Instruction
Repeat the listing in full, word for word.

Data for the task
-- START --

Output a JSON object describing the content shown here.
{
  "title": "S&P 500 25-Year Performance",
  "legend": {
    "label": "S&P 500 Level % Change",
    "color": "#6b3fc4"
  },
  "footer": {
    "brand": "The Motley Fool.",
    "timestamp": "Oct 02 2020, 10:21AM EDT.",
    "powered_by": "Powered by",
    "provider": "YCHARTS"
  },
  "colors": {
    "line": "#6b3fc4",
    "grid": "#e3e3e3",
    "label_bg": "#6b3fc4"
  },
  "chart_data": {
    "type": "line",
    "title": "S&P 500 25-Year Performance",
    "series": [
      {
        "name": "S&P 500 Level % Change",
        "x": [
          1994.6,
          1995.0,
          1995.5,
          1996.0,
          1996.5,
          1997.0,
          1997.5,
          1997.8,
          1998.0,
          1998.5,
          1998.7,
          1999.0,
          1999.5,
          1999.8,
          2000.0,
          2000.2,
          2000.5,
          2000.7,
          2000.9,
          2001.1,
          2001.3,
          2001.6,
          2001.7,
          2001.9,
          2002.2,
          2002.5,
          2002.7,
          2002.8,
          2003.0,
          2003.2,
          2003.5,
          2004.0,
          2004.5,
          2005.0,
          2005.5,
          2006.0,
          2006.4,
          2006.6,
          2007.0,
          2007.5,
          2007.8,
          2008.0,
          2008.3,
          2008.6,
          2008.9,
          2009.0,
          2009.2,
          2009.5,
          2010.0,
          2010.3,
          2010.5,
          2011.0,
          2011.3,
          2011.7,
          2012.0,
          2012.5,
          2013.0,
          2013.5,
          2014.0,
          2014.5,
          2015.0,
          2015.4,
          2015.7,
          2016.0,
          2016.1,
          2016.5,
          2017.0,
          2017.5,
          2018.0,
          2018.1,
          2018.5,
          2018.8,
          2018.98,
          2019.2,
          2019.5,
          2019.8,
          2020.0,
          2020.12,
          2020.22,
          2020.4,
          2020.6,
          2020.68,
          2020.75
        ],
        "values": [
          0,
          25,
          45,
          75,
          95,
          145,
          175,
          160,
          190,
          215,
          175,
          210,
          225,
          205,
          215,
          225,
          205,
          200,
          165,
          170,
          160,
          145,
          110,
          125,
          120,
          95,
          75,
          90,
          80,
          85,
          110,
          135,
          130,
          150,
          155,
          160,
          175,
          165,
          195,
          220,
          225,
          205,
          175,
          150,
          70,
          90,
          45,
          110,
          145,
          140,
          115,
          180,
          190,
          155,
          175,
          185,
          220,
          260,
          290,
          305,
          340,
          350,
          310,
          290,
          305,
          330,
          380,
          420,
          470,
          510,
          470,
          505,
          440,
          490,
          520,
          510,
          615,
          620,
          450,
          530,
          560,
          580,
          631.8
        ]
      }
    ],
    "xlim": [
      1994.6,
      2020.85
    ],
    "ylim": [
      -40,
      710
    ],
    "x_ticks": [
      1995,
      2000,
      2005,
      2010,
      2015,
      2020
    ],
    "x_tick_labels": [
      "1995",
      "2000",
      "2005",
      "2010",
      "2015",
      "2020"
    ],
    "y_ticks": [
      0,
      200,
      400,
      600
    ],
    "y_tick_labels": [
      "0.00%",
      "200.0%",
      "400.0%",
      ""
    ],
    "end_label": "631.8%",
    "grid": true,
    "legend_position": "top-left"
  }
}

-- END --

Task output
Output a JSON object describing the content shown here.
{
  "title": "S&P 500 25-Year Performance",
  "legend": {
    "label": "S&P 500 Level % Change",
    "color": "#6b3fc4"
  },
  "footer": {
    "brand": "The Motley Fool.",
    "timestamp": "Oct 02 2020, 10:21AM EDT.",
    "powered_by": "Powered by",
    "provider": "YCHARTS"
  },
  "colors": {
    "line": "#6b3fc4",
    "grid": "#e3e3e3",
    "label_bg": "#6b3fc4"
  },
  "chart_data": {
    "type": "line",
    "title": "S&P 500 25-Year Performance",
    "series": [
      {
        "name": "S&P 500 Level % Change",
        "x": [
          1994.6,
          1995.0,
          1995.5,
          1996.0,
          1996.5,
          1997.0,
          1997.5,
          1997.8,
          1998.0,
          1998.5,
          1998.7,
          1999.0,
          1999.5,
          1999.8,
          2000.0,
          2000.2,
          2000.5,
          2000.7,
          2000.9,
          2001.1,
          2001.3,
          2001.6,
          2001.7,
          2001.9,
          2002.2,
          2002.5,
          2002.7,
          2002.8,
          2003.0,
          2003.2,
          2003.5,
          2004.0,
          2004.5,
          2005.0,
          2005.5,
          2006.0,
          2006.4,
          2006.6,
          2007.0,
          2007.5,
          2007.8,
          2008.0,
          2008.3,
          2008.6,
          2008.9,
          2009.0,
          2009.2,
          2009.5,
          2010.0,
          2010.3,
          2010.5,
          2011.0,
          2011.3,
          2011.7,
          2012.0,
          2012.5,
          2013.0,
          2013.5,
          2014.0,
          2014.5,
          2015.0,
          2015.4,
          2015.7,
          2016.0,
          2016.1,
          2016.5,
          2017.0,
          2017.5,
          2018.0,
          2018.1,
          2018.5,
          2018.8,
          2018.98,
          2019.2,
          2019.5,
          2019.8,
          2020.0,
          2020.12,
          2020.22,
          2020.4,
          2020.6,
          2020.68,
          2020.75
        ],
        "values": [
          0,
          25,
          45,
          75,
          95,
          145,
          175,
          160,
          190,
          215,
          175,
          210,
          225,
          205,
          215,
          225,
          205,
          200,
          165,
          170,
          160,
          145,
          110,
          125,
          120,
          95,
          75,
          90,
          80,
          85,
          110,
          135,
          130,
          150,
          155,
          160,
          175,
          165,
          195,
          220,
          225,
          205,
          175,
          150,
          70,
          90,
          45,
          110,
          145,
          140,
          115,
          180,
          190,
          155,
          175,
          185,
          220,
          260,
          290,
          305,
          340,
          350,
          310,
          290,
          305,
          330,
          380,
          420,
          470,
          510,
          470,
          505,
          440,
          490,
          520,
          510,
          615,
          620,
          450,
          530,
          560,
          580,
          631.8
        ]
      }
    ],
    "xlim": [
      1994.6,
      2020.85
    ],
    "ylim": [
      -40,
      710
    ],
    "x_ticks": [
      1995,
      2000,
      2005,
      2010,
      2015,
      2020
    ],
    "x_tick_labels": [
      "1995",
      "2000",
      "2005",
      "2010",
      "2015",
      "2020"
    ],
    "y_ticks": [
      0,
      200,
      400,
      600
    ],
    "y_tick_labels": [
      "0.00%",
      "200.0%",
      "400.0%",
      ""
    ],
    "end_label": "631.8%",
    "grid": true,
    "legend_position": "top-left"
  }
}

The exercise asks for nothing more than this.